Given instruction: Retype, word for word, the line containing "Decode this image" and every line after it to the end. Skip pictures.

Information shown:
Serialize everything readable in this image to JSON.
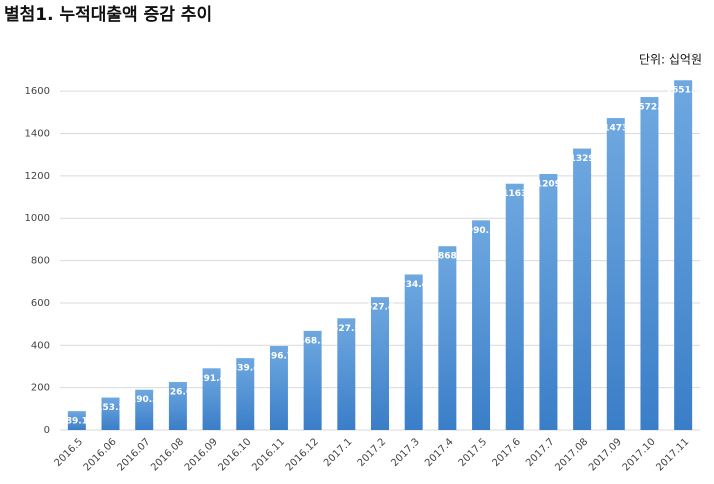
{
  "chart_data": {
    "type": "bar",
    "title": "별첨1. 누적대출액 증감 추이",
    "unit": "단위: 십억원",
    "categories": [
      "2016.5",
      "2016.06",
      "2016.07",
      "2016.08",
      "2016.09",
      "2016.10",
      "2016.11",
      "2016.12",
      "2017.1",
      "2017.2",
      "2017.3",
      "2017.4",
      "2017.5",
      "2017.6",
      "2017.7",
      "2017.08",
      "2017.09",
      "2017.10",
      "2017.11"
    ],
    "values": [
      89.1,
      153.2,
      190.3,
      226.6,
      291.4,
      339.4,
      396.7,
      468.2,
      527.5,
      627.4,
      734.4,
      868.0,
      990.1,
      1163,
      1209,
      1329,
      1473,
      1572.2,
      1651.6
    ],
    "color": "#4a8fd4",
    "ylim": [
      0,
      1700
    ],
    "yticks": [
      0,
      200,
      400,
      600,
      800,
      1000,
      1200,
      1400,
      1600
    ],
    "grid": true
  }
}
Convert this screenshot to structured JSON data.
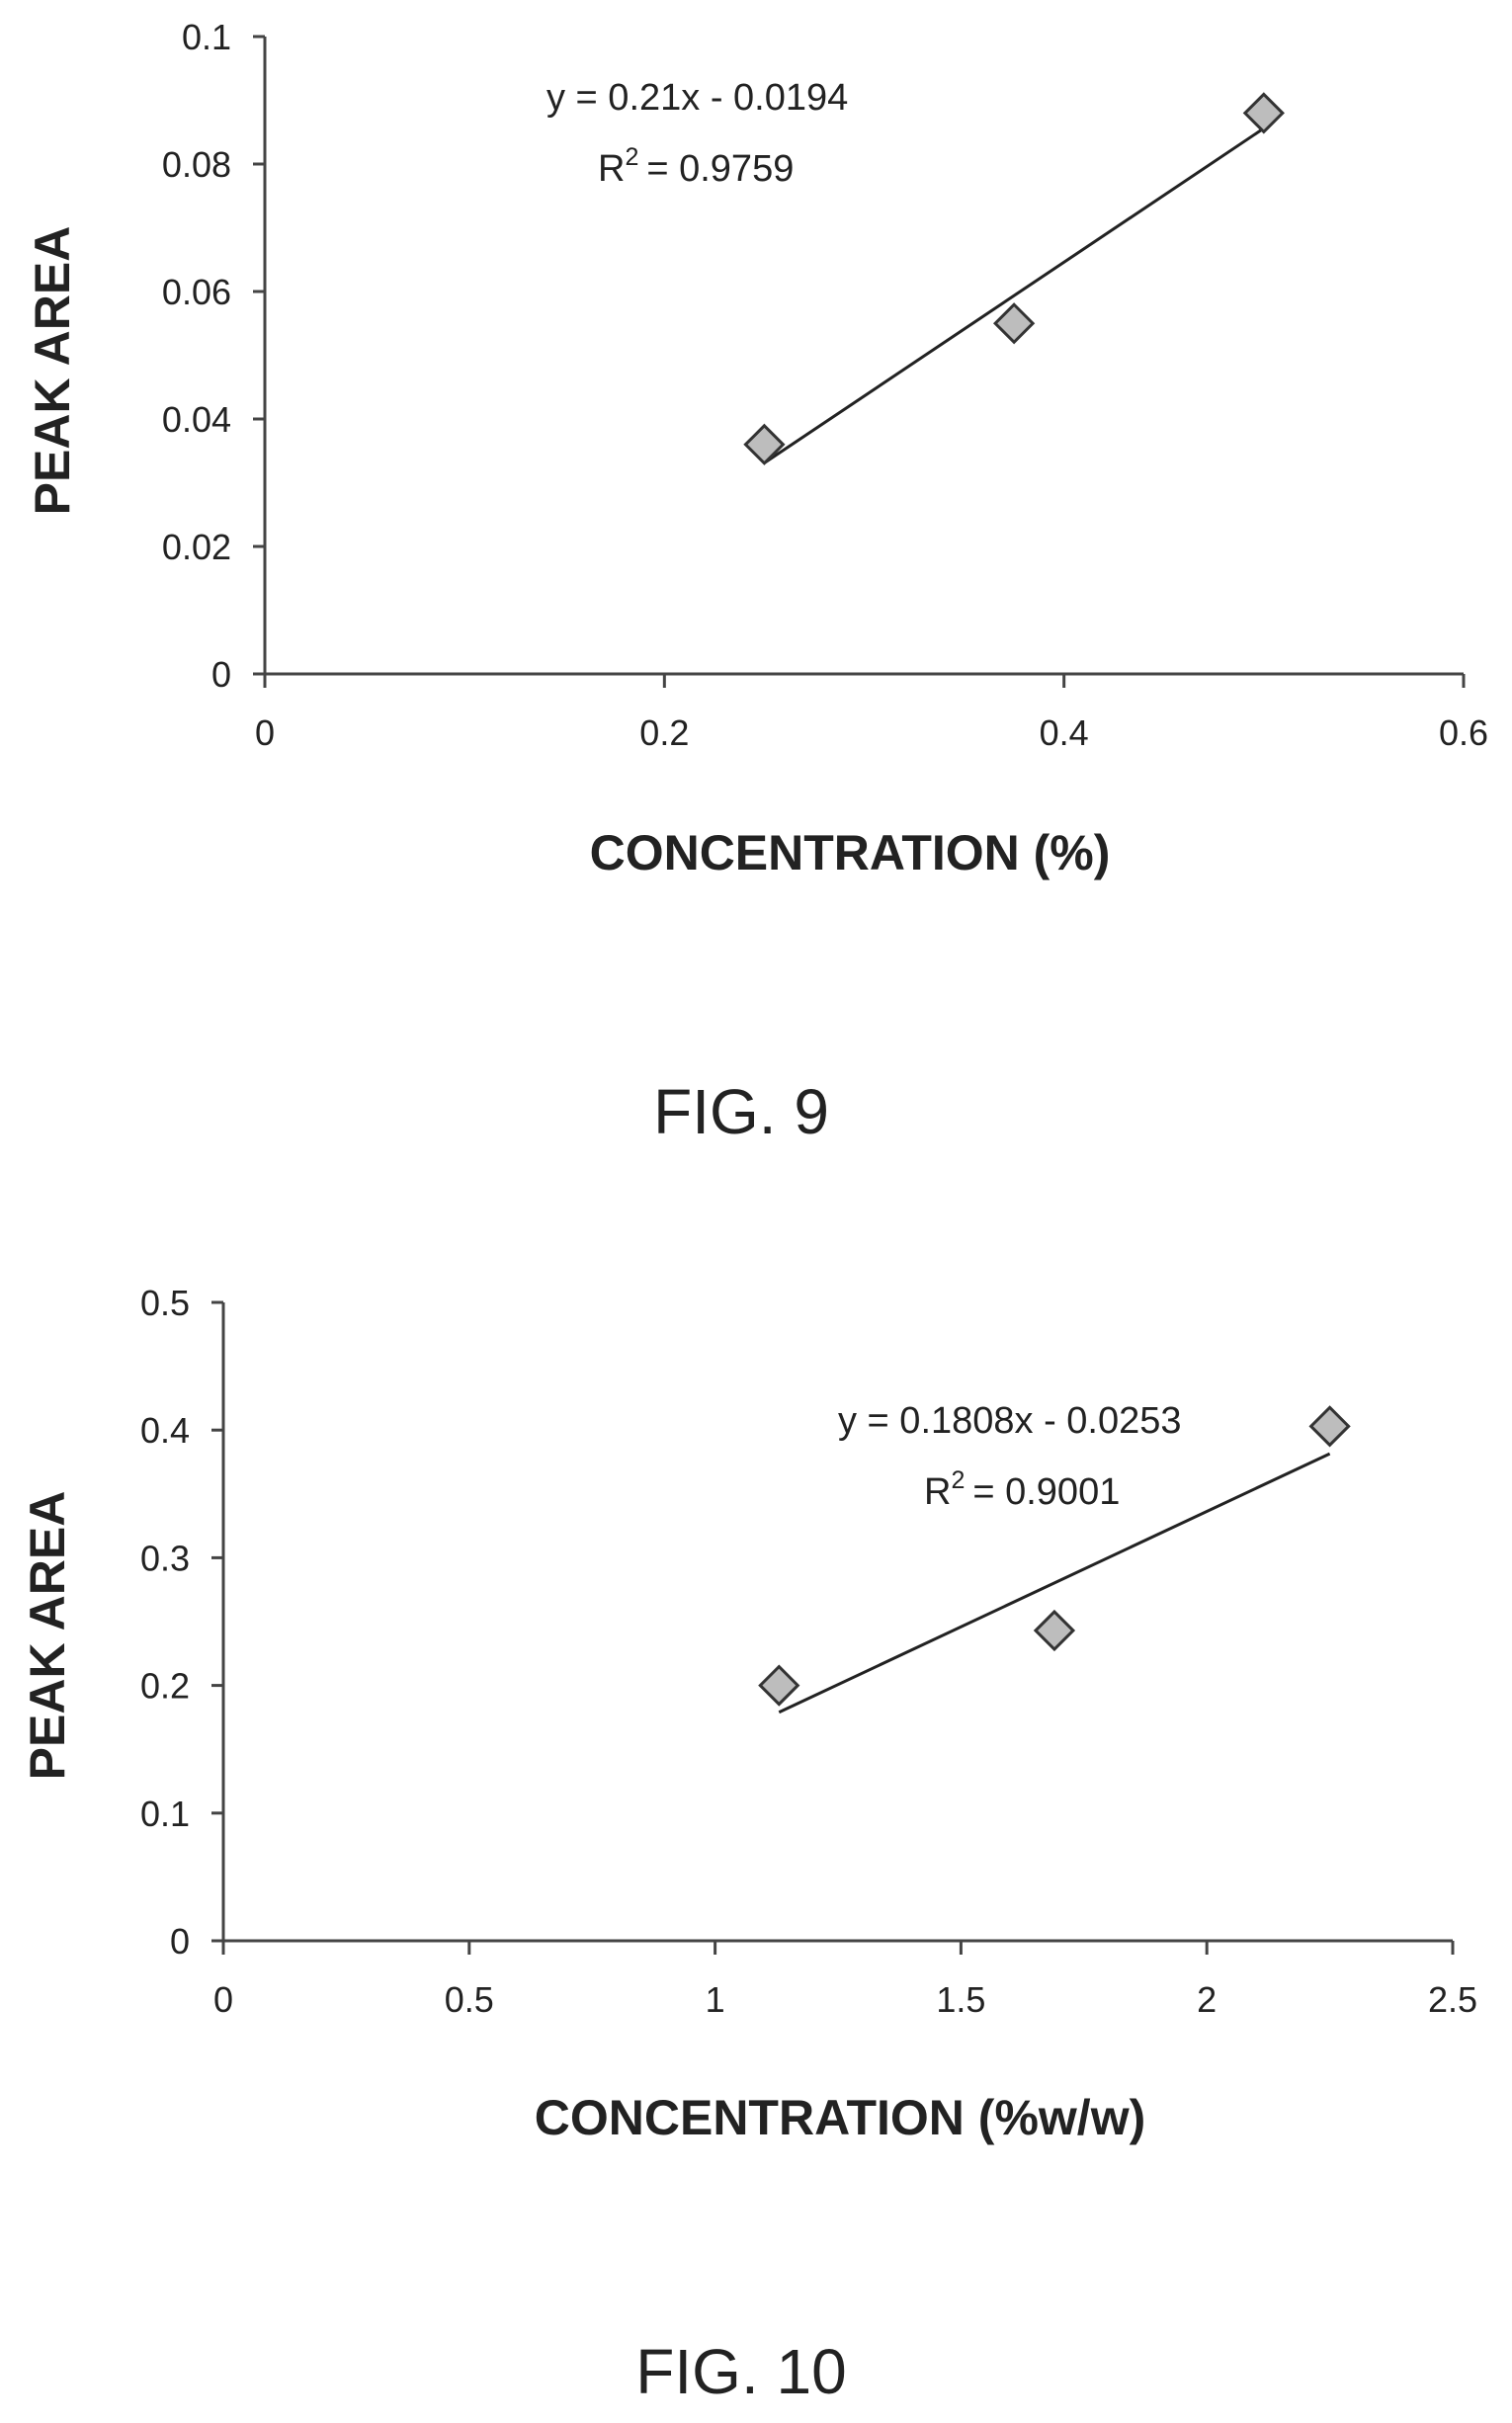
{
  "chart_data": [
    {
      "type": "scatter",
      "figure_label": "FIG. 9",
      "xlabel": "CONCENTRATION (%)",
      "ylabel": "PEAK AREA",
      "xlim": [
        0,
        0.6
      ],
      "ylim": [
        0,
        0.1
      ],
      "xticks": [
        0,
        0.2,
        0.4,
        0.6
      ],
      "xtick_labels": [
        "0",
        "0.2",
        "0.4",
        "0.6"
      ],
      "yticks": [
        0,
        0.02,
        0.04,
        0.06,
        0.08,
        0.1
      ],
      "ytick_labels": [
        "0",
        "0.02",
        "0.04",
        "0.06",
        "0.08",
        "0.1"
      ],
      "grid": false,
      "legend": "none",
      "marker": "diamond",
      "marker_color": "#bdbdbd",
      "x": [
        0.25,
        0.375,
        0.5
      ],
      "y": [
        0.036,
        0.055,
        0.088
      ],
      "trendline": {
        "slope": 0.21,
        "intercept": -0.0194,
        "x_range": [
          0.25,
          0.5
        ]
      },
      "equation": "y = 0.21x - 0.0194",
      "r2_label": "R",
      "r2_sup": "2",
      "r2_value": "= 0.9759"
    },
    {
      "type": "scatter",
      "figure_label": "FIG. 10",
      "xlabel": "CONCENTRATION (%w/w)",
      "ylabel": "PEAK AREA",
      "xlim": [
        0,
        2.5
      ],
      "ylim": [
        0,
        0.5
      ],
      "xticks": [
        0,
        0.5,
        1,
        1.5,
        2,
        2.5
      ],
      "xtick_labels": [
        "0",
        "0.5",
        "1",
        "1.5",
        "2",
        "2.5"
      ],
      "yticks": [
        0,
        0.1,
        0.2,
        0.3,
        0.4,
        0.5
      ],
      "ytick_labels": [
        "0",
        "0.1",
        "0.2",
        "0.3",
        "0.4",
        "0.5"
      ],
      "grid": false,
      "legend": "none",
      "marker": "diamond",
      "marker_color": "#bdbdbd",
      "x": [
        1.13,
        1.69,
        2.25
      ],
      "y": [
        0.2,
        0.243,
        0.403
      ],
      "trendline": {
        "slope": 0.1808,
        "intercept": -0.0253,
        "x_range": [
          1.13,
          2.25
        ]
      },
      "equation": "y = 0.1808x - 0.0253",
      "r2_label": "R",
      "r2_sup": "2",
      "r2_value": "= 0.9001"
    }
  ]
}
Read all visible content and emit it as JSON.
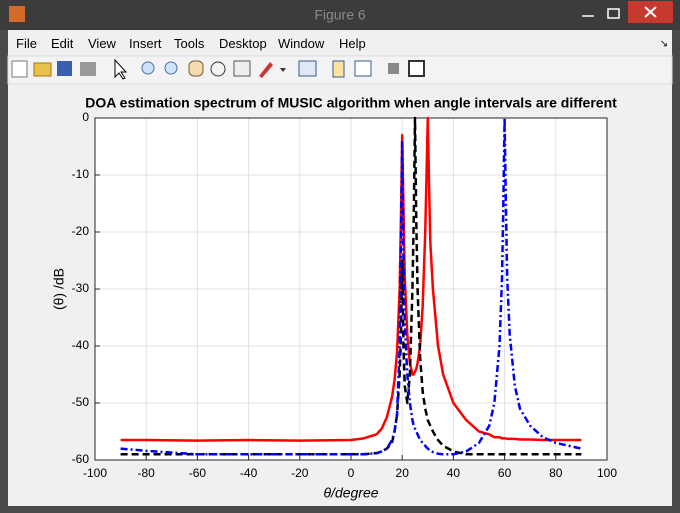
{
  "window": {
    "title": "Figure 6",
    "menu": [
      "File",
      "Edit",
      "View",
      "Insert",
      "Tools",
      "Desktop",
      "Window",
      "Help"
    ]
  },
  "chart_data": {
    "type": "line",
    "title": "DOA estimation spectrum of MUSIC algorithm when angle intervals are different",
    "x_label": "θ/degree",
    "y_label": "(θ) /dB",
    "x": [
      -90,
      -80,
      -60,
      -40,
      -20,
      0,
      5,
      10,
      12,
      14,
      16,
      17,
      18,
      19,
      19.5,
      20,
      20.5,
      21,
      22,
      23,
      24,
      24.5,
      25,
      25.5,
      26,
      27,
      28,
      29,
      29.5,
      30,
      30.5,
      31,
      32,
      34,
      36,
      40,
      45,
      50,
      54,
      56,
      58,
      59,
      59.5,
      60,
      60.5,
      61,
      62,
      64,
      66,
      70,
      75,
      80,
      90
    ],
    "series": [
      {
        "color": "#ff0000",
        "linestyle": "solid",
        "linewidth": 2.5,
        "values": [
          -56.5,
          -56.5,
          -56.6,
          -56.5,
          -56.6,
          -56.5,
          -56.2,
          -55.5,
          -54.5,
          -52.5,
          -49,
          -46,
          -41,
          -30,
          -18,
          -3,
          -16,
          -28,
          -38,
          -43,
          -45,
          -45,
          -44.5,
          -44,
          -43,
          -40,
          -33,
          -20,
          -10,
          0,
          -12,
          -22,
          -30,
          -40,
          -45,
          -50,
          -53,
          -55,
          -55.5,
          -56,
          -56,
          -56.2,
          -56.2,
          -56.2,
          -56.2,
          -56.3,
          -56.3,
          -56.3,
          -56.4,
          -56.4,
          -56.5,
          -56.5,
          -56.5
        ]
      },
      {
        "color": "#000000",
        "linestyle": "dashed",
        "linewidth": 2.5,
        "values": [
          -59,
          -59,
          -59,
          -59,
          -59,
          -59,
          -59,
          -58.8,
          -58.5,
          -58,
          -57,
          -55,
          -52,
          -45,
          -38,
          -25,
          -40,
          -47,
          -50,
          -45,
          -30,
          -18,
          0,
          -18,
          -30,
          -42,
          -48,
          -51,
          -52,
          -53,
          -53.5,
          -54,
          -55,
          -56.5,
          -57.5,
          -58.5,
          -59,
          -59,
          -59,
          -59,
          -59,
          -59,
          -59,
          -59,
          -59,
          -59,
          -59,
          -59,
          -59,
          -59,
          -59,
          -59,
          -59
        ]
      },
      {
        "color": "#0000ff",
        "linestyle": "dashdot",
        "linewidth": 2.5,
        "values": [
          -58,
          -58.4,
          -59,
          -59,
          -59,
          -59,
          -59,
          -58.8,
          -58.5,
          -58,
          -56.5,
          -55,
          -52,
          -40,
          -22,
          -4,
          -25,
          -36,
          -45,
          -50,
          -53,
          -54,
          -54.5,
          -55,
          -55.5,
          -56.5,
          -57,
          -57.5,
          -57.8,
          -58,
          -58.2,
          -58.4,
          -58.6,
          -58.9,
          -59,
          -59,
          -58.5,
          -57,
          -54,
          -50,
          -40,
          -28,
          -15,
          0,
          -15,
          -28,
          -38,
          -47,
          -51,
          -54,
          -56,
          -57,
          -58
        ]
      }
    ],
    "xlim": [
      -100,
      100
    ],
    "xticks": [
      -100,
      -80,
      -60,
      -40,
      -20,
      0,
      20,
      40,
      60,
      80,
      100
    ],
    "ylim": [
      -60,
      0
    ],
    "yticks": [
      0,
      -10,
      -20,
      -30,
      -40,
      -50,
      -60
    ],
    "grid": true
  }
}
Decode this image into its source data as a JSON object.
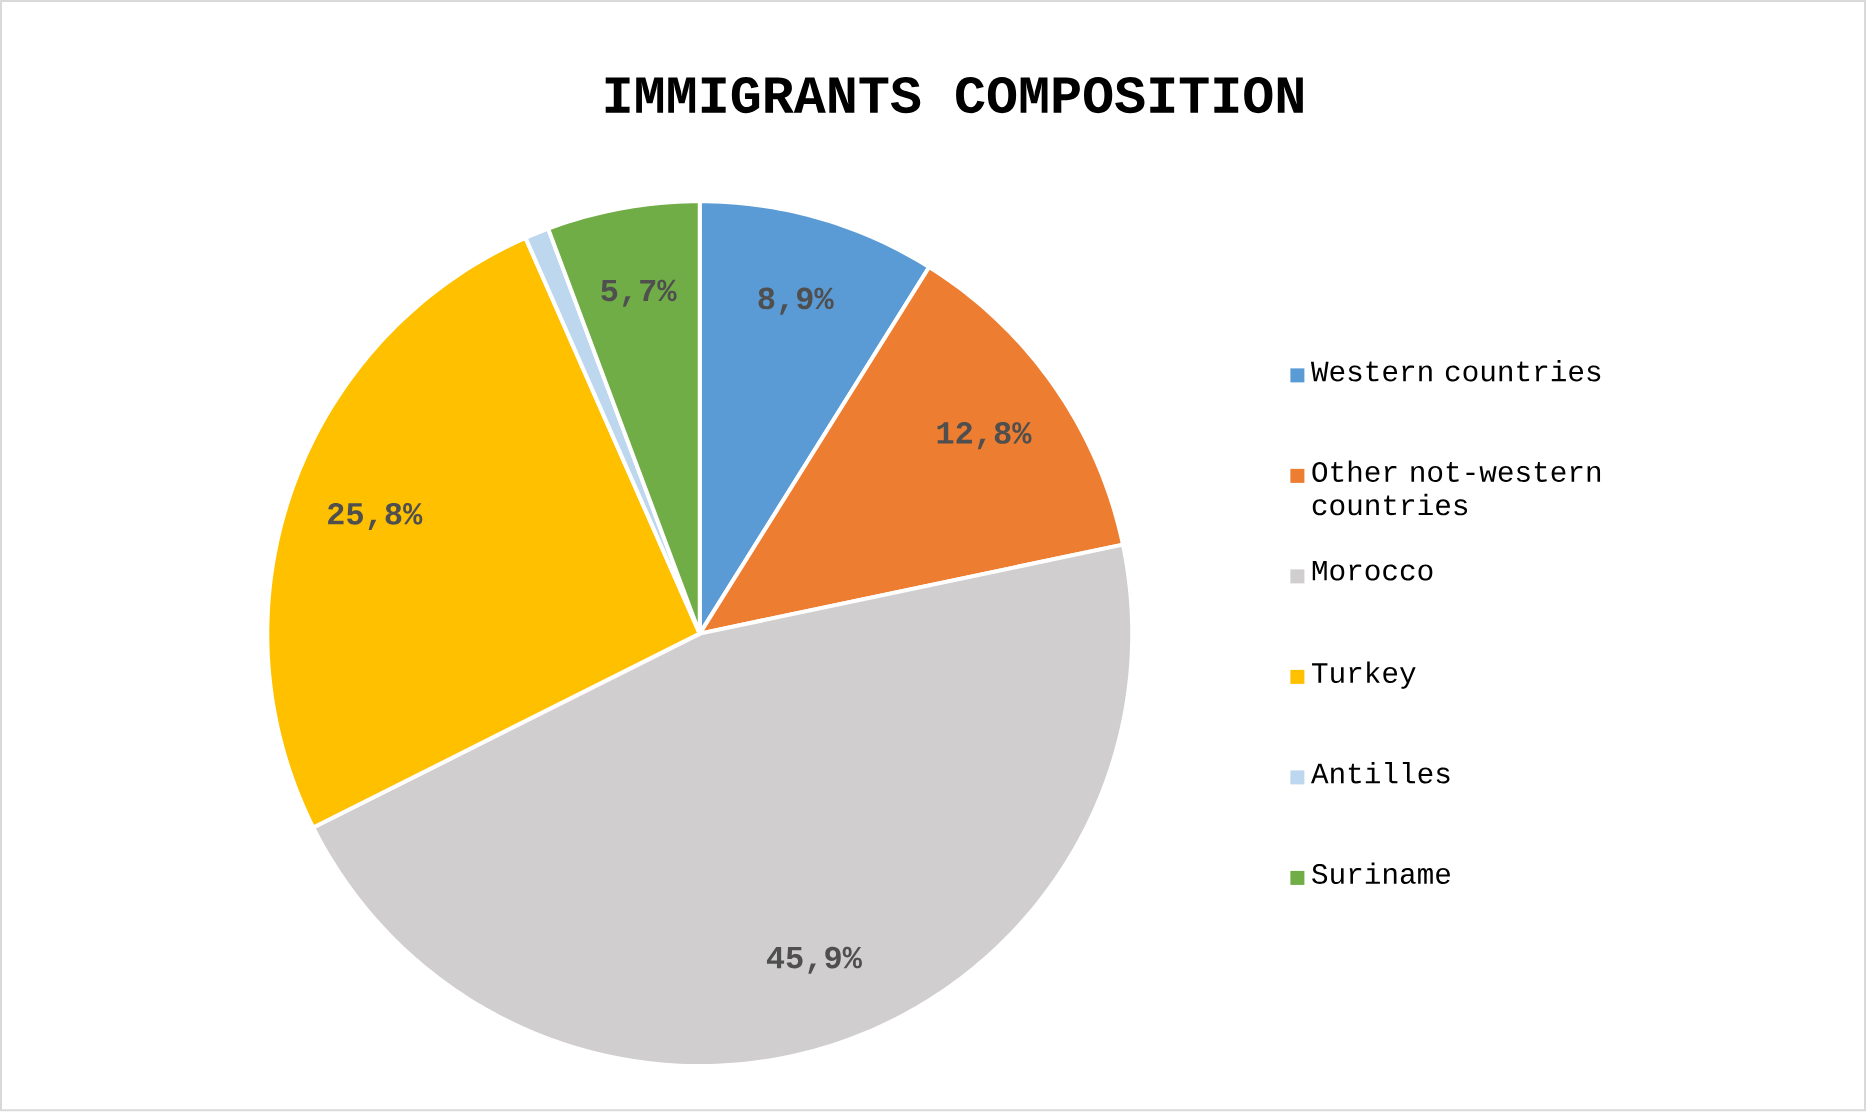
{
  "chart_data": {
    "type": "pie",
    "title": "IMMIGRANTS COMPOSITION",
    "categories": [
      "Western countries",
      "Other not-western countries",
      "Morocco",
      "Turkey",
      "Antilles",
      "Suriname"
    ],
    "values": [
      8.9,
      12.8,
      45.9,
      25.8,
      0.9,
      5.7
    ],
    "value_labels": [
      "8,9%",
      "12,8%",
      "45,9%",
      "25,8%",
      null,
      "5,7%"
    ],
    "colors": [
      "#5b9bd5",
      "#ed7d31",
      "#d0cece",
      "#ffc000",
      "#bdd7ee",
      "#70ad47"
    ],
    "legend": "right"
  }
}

Exercise result:
Decode this image into its source data as a JSON object.
{
  "chart_data": {
    "type": "pie",
    "title": "IMMIGRANTS COMPOSITION",
    "categories": [
      "Western countries",
      "Other not-western countries",
      "Morocco",
      "Turkey",
      "Antilles",
      "Suriname"
    ],
    "values": [
      8.9,
      12.8,
      45.9,
      25.8,
      0.9,
      5.7
    ],
    "value_labels": [
      "8,9%",
      "12,8%",
      "45,9%",
      "25,8%",
      null,
      "5,7%"
    ],
    "colors": [
      "#5b9bd5",
      "#ed7d31",
      "#d0cece",
      "#ffc000",
      "#bdd7ee",
      "#70ad47"
    ],
    "legend": "right"
  }
}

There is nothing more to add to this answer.